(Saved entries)
****

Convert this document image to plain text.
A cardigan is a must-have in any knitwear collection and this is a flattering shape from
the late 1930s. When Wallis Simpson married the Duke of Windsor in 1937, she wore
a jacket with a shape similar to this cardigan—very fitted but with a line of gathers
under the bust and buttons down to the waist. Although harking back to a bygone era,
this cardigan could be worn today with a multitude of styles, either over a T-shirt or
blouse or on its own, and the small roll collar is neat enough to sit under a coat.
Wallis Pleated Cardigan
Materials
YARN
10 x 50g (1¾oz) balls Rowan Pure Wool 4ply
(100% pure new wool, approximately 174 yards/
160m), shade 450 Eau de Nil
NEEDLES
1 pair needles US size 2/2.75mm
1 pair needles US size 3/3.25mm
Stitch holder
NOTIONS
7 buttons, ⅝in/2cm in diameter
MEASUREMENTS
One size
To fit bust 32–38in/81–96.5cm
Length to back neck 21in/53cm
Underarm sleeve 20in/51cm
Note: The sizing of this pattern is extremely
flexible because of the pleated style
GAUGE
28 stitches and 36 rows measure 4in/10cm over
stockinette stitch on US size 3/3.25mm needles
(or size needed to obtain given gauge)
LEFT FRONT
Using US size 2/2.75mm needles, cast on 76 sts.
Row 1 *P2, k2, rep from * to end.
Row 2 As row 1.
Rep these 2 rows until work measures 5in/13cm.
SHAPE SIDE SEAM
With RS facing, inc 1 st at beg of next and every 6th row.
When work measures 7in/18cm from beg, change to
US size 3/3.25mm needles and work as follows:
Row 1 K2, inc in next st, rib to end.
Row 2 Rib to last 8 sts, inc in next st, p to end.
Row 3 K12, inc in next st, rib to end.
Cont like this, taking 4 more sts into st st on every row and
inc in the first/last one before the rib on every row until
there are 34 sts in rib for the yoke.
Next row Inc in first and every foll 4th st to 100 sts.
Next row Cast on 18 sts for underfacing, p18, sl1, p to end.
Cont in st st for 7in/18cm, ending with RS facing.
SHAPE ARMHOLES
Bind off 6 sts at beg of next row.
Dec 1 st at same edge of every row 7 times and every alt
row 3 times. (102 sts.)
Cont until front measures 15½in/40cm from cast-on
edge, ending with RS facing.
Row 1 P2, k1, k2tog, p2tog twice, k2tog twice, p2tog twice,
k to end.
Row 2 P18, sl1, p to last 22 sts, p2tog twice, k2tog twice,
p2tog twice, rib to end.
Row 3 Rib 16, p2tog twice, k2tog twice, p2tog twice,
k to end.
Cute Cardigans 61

****

> [TASK INSTRUCTIONS] Would you restate each of the entries word for word?

> [THE RESPONSE]
Convert this document image to plain text.
A cardigan is a must-have in any knitwear collection and this is a flattering shape from
the late 1930s. When Wallis Simpson married the Duke of Windsor in 1937, she wore
a jacket with a shape similar to this cardigan—very fitted but with a line of gathers
under the bust and buttons down to the waist. Although harking back to a bygone era,
this cardigan could be worn today with a multitude of styles, either over a T-shirt or
blouse or on its own, and the small roll collar is neat enough to sit under a coat.
Wallis Pleated Cardigan
Materials
YARN
10 x 50g (1¾oz) balls Rowan Pure Wool 4ply
(100% pure new wool, approximately 174 yards/
160m), shade 450 Eau de Nil
NEEDLES
1 pair needles US size 2/2.75mm
1 pair needles US size 3/3.25mm
Stitch holder
NOTIONS
7 buttons, ⅝in/2cm in diameter
MEASUREMENTS
One size
To fit bust 32–38in/81–96.5cm
Length to back neck 21in/53cm
Underarm sleeve 20in/51cm
Note: The sizing of this pattern is extremely
flexible because of the pleated style
GAUGE
28 stitches and 36 rows measure 4in/10cm over
stockinette stitch on US size 3/3.25mm needles
(or size needed to obtain given gauge)
LEFT FRONT
Using US size 2/2.75mm needles, cast on 76 sts.
Row 1 *P2, k2, rep from * to end.
Row 2 As row 1.
Rep these 2 rows until work measures 5in/13cm.
SHAPE SIDE SEAM
With RS facing, inc 1 st at beg of next and every 6th row.
When work measures 7in/18cm from beg, change to
US size 3/3.25mm needles and work as follows:
Row 1 K2, inc in next st, rib to end.
Row 2 Rib to last 8 sts, inc in next st, p to end.
Row 3 K12, inc in next st, rib to end.
Cont like this, taking 4 more sts into st st on every row and
inc in the first/last one before the rib on every row until
there are 34 sts in rib for the yoke.
Next row Inc in first and every foll 4th st to 100 sts.
Next row Cast on 18 sts for underfacing, p18, sl1, p to end.
Cont in st st for 7in/18cm, ending with RS facing.
SHAPE ARMHOLES
Bind off 6 sts at beg of next row.
Dec 1 st at same edge of every row 7 times and every alt
row 3 times. (102 sts.)
Cont until front measures 15½in/40cm from cast-on
edge, ending with RS facing.
Row 1 P2, k1, k2tog, p2tog twice, k2tog twice, p2tog twice,
k to end.
Row 2 P18, sl1, p to last 22 sts, p2tog twice, k2tog twice,
p2tog twice, rib to end.
Row 3 Rib 16, p2tog twice, k2tog twice, p2tog twice,
k to end.
Cute Cardigans 61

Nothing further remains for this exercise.